Go through the entries below and collect each line with the string "Афанасьева" in it.
- - - -
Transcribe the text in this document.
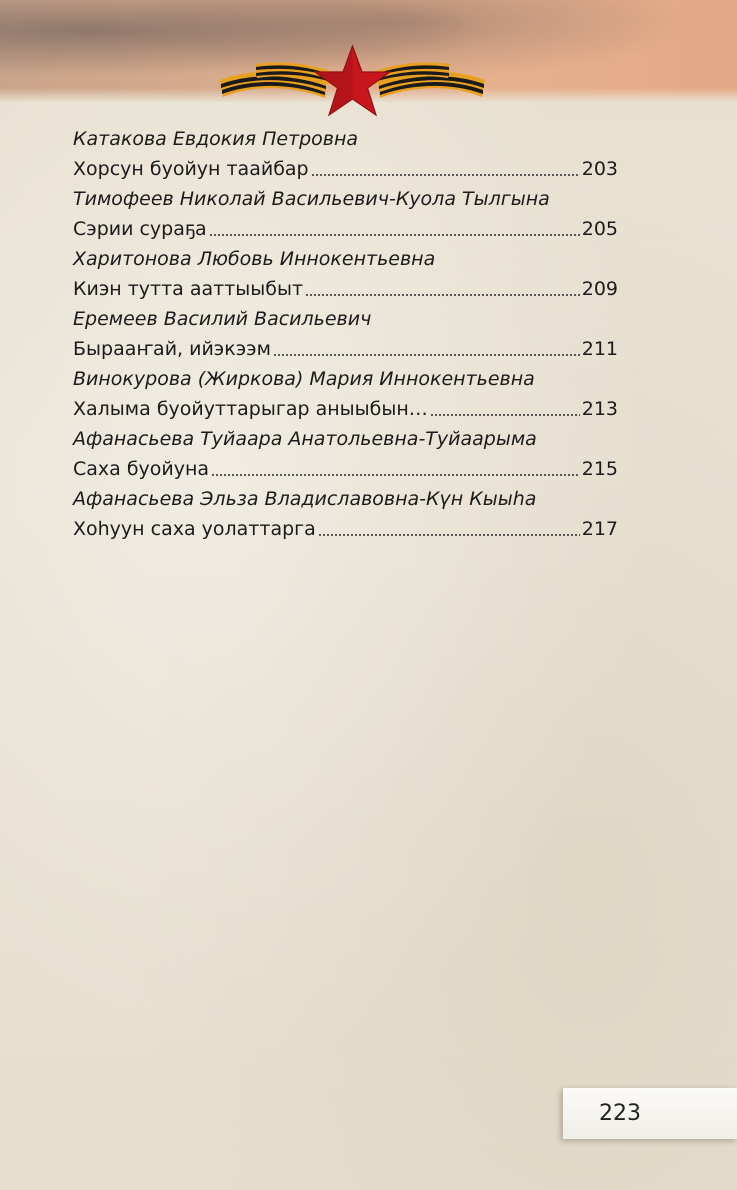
Катакова Евдокия Петровна
Хорсун буойун таайбар	203
Тимофеев Николай Васильевич-Куола Тылгына
Сэрии сураҕа	205
Харитонова Любовь Иннокентьевна
Киэн тутта ааттыыбыт	209
Еремеев Василий Васильевич
Бырааҥай, ийэкээм	211
Винокурова (Жиркова) Мария Иннокентьевна
Халыма буойуттарыгар аныыбын…	213
Афанасьева Туйаара Анатольевна-Туйаарыма
Саха буойуна	215
Афанасьева Эльза Владиславовна-Күн Кыыһа
Хоһуун саха уолаттарга	217
223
- - - -
- _Written answer_:
Афанасьева Туйаара Анатольевна-Туйаарыма
Афанасьева Эльза Владиславовна-Күн Кыыһа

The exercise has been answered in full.